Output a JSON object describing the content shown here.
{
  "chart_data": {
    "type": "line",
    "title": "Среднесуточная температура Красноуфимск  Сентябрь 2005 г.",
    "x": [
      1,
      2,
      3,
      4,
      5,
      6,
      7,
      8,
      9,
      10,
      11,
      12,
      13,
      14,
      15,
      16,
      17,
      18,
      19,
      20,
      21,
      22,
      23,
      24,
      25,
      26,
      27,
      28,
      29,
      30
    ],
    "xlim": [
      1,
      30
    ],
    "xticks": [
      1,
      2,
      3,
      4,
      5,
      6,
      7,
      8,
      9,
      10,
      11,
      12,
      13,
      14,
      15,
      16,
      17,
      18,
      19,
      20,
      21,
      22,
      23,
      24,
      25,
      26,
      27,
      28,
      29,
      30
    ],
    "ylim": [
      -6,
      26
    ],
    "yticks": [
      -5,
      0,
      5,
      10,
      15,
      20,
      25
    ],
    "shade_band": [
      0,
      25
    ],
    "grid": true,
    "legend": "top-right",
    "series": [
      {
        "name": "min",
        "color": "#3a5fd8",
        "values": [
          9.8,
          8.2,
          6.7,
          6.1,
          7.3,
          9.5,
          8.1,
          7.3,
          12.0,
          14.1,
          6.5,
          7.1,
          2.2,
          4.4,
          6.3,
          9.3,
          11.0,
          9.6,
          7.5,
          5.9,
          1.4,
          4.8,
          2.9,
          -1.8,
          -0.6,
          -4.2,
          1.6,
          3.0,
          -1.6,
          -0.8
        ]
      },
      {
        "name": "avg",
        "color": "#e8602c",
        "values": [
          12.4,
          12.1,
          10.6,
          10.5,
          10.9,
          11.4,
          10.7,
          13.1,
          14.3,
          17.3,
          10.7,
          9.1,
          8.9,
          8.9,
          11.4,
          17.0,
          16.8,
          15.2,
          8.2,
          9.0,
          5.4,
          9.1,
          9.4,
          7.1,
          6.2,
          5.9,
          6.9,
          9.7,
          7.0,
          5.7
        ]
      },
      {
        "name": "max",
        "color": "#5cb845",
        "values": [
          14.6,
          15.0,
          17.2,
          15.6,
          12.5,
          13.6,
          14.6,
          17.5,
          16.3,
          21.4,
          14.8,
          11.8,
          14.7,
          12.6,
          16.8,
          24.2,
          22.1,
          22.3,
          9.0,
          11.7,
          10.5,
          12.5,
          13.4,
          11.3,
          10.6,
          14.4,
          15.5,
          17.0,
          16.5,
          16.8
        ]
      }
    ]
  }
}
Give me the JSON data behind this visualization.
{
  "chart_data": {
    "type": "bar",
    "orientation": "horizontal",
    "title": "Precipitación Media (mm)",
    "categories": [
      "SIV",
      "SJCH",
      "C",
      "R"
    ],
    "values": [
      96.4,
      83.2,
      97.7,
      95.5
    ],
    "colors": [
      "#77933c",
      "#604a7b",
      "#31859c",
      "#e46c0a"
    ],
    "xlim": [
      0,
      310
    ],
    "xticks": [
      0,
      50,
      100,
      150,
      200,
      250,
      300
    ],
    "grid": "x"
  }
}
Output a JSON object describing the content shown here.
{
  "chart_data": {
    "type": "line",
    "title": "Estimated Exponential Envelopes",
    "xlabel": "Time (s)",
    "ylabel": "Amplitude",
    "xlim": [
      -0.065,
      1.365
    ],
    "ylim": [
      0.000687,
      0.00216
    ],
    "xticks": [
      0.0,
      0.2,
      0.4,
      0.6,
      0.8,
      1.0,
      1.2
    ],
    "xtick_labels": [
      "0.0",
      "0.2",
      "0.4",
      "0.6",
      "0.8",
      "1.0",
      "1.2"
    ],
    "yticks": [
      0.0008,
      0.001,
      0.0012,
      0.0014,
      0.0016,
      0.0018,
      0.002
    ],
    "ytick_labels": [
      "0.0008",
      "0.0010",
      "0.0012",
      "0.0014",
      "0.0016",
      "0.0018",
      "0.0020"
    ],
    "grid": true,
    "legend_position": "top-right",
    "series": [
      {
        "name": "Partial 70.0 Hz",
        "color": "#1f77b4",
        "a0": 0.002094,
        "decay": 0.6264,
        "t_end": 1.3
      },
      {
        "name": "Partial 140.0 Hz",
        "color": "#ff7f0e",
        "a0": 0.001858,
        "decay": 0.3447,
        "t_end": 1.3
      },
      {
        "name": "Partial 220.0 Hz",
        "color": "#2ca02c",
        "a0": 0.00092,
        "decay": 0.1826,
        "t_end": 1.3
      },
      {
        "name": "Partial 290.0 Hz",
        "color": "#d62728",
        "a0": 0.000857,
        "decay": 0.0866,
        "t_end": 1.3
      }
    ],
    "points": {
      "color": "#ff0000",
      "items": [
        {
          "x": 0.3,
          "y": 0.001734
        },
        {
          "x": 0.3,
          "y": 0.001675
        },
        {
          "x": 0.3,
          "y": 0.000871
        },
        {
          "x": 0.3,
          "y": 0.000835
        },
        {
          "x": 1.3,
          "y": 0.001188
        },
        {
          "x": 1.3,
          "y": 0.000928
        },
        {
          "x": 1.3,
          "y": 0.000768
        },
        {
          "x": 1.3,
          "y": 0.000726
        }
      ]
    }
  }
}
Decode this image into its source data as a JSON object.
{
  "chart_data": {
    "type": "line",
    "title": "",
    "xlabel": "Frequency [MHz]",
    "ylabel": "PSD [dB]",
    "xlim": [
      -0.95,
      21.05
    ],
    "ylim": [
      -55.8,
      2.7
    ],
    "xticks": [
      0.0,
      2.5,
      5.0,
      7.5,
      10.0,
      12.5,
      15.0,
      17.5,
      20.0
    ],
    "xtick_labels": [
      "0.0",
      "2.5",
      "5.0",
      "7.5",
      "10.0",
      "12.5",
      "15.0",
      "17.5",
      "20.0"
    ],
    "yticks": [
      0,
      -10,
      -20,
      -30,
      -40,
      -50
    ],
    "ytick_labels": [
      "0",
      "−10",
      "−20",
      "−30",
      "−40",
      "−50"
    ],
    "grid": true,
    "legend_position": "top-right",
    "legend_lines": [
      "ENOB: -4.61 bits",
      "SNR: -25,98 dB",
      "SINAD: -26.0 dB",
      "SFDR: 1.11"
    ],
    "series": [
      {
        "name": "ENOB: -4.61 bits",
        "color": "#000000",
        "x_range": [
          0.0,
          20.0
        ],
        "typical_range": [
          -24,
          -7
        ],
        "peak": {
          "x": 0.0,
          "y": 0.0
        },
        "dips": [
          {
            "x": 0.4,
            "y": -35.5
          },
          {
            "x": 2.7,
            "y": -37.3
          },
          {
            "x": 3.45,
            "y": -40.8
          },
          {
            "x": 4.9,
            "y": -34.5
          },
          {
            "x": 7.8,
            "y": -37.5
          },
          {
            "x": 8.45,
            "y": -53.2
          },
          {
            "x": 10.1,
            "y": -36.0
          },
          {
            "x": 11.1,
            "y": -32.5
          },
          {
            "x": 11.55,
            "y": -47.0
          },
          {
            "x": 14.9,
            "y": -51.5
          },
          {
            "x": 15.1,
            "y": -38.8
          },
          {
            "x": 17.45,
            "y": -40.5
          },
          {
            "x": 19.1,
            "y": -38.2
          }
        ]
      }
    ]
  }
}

────

■ **WORK TO DO**: Please output the entire listing exactly as it stands.

■ **EXERCISE OUTPUT**:
Output a JSON object describing the content shown here.
{
  "chart_data": {
    "type": "line",
    "title": "Среднесуточная температура Красноуфимск  Сентябрь 2005 г.",
    "x": [
      1,
      2,
      3,
      4,
      5,
      6,
      7,
      8,
      9,
      10,
      11,
      12,
      13,
      14,
      15,
      16,
      17,
      18,
      19,
      20,
      21,
      22,
      23,
      24,
      25,
      26,
      27,
      28,
      29,
      30
    ],
    "xlim": [
      1,
      30
    ],
    "xticks": [
      1,
      2,
      3,
      4,
      5,
      6,
      7,
      8,
      9,
      10,
      11,
      12,
      13,
      14,
      15,
      16,
      17,
      18,
      19,
      20,
      21,
      22,
      23,
      24,
      25,
      26,
      27,
      28,
      29,
      30
    ],
    "ylim": [
      -6,
      26
    ],
    "yticks": [
      -5,
      0,
      5,
      10,
      15,
      20,
      25
    ],
    "shade_band": [
      0,
      25
    ],
    "grid": true,
    "legend": "top-right",
    "series": [
      {
        "name": "min",
        "color": "#3a5fd8",
        "values": [
          9.8,
          8.2,
          6.7,
          6.1,
          7.3,
          9.5,
          8.1,
          7.3,
          12.0,
          14.1,
          6.5,
          7.1,
          2.2,
          4.4,
          6.3,
          9.3,
          11.0,
          9.6,
          7.5,
          5.9,
          1.4,
          4.8,
          2.9,
          -1.8,
          -0.6,
          -4.2,
          1.6,
          3.0,
          -1.6,
          -0.8
        ]
      },
      {
        "name": "avg",
        "color": "#e8602c",
        "values": [
          12.4,
          12.1,
          10.6,
          10.5,
          10.9,
          11.4,
          10.7,
          13.1,
          14.3,
          17.3,
          10.7,
          9.1,
          8.9,
          8.9,
          11.4,
          17.0,
          16.8,
          15.2,
          8.2,
          9.0,
          5.4,
          9.1,
          9.4,
          7.1,
          6.2,
          5.9,
          6.9,
          9.7,
          7.0,
          5.7
        ]
      },
      {
        "name": "max",
        "color": "#5cb845",
        "values": [
          14.6,
          15.0,
          17.2,
          15.6,
          12.5,
          13.6,
          14.6,
          17.5,
          16.3,
          21.4,
          14.8,
          11.8,
          14.7,
          12.6,
          16.8,
          24.2,
          22.1,
          22.3,
          9.0,
          11.7,
          10.5,
          12.5,
          13.4,
          11.3,
          10.6,
          14.4,
          15.5,
          17.0,
          16.5,
          16.8
        ]
      }
    ]
  }
}
Give me the JSON data behind this visualization.
{
  "chart_data": {
    "type": "bar",
    "orientation": "horizontal",
    "title": "Precipitación Media (mm)",
    "categories": [
      "SIV",
      "SJCH",
      "C",
      "R"
    ],
    "values": [
      96.4,
      83.2,
      97.7,
      95.5
    ],
    "colors": [
      "#77933c",
      "#604a7b",
      "#31859c",
      "#e46c0a"
    ],
    "xlim": [
      0,
      310
    ],
    "xticks": [
      0,
      50,
      100,
      150,
      200,
      250,
      300
    ],
    "grid": "x"
  }
}
Output a JSON object describing the content shown here.
{
  "chart_data": {
    "type": "line",
    "title": "Estimated Exponential Envelopes",
    "xlabel": "Time (s)",
    "ylabel": "Amplitude",
    "xlim": [
      -0.065,
      1.365
    ],
    "ylim": [
      0.000687,
      0.00216
    ],
    "xticks": [
      0.0,
      0.2,
      0.4,
      0.6,
      0.8,
      1.0,
      1.2
    ],
    "xtick_labels": [
      "0.0",
      "0.2",
      "0.4",
      "0.6",
      "0.8",
      "1.0",
      "1.2"
    ],
    "yticks": [
      0.0008,
      0.001,
      0.0012,
      0.0014,
      0.0016,
      0.0018,
      0.002
    ],
    "ytick_labels": [
      "0.0008",
      "0.0010",
      "0.0012",
      "0.0014",
      "0.0016",
      "0.0018",
      "0.0020"
    ],
    "grid": true,
    "legend_position": "top-right",
    "series": [
      {
        "name": "Partial 70.0 Hz",
        "color": "#1f77b4",
        "a0": 0.002094,
        "decay": 0.6264,
        "t_end": 1.3
      },
      {
        "name": "Partial 140.0 Hz",
        "color": "#ff7f0e",
        "a0": 0.001858,
        "decay": 0.3447,
        "t_end": 1.3
      },
      {
        "name": "Partial 220.0 Hz",
        "color": "#2ca02c",
        "a0": 0.00092,
        "decay": 0.1826,
        "t_end": 1.3
      },
      {
        "name": "Partial 290.0 Hz",
        "color": "#d62728",
        "a0": 0.000857,
        "decay": 0.0866,
        "t_end": 1.3
      }
    ],
    "points": {
      "color": "#ff0000",
      "items": [
        {
          "x": 0.3,
          "y": 0.001734
        },
        {
          "x": 0.3,
          "y": 0.001675
        },
        {
          "x": 0.3,
          "y": 0.000871
        },
        {
          "x": 0.3,
          "y": 0.000835
        },
        {
          "x": 1.3,
          "y": 0.001188
        },
        {
          "x": 1.3,
          "y": 0.000928
        },
        {
          "x": 1.3,
          "y": 0.000768
        },
        {
          "x": 1.3,
          "y": 0.000726
        }
      ]
    }
  }
}
Decode this image into its source data as a JSON object.
{
  "chart_data": {
    "type": "line",
    "title": "",
    "xlabel": "Frequency [MHz]",
    "ylabel": "PSD [dB]",
    "xlim": [
      -0.95,
      21.05
    ],
    "ylim": [
      -55.8,
      2.7
    ],
    "xticks": [
      0.0,
      2.5,
      5.0,
      7.5,
      10.0,
      12.5,
      15.0,
      17.5,
      20.0
    ],
    "xtick_labels": [
      "0.0",
      "2.5",
      "5.0",
      "7.5",
      "10.0",
      "12.5",
      "15.0",
      "17.5",
      "20.0"
    ],
    "yticks": [
      0,
      -10,
      -20,
      -30,
      -40,
      -50
    ],
    "ytick_labels": [
      "0",
      "−10",
      "−20",
      "−30",
      "−40",
      "−50"
    ],
    "grid": true,
    "legend_position": "top-right",
    "legend_lines": [
      "ENOB: -4.61 bits",
      "SNR: -25,98 dB",
      "SINAD: -26.0 dB",
      "SFDR: 1.11"
    ],
    "series": [
      {
        "name": "ENOB: -4.61 bits",
        "color": "#000000",
        "x_range": [
          0.0,
          20.0
        ],
        "typical_range": [
          -24,
          -7
        ],
        "peak": {
          "x": 0.0,
          "y": 0.0
        },
        "dips": [
          {
            "x": 0.4,
            "y": -35.5
          },
          {
            "x": 2.7,
            "y": -37.3
          },
          {
            "x": 3.45,
            "y": -40.8
          },
          {
            "x": 4.9,
            "y": -34.5
          },
          {
            "x": 7.8,
            "y": -37.5
          },
          {
            "x": 8.45,
            "y": -53.2
          },
          {
            "x": 10.1,
            "y": -36.0
          },
          {
            "x": 11.1,
            "y": -32.5
          },
          {
            "x": 11.55,
            "y": -47.0
          },
          {
            "x": 14.9,
            "y": -51.5
          },
          {
            "x": 15.1,
            "y": -38.8
          },
          {
            "x": 17.45,
            "y": -40.5
          },
          {
            "x": 19.1,
            "y": -38.2
          }
        ]
      }
    ]
  }
}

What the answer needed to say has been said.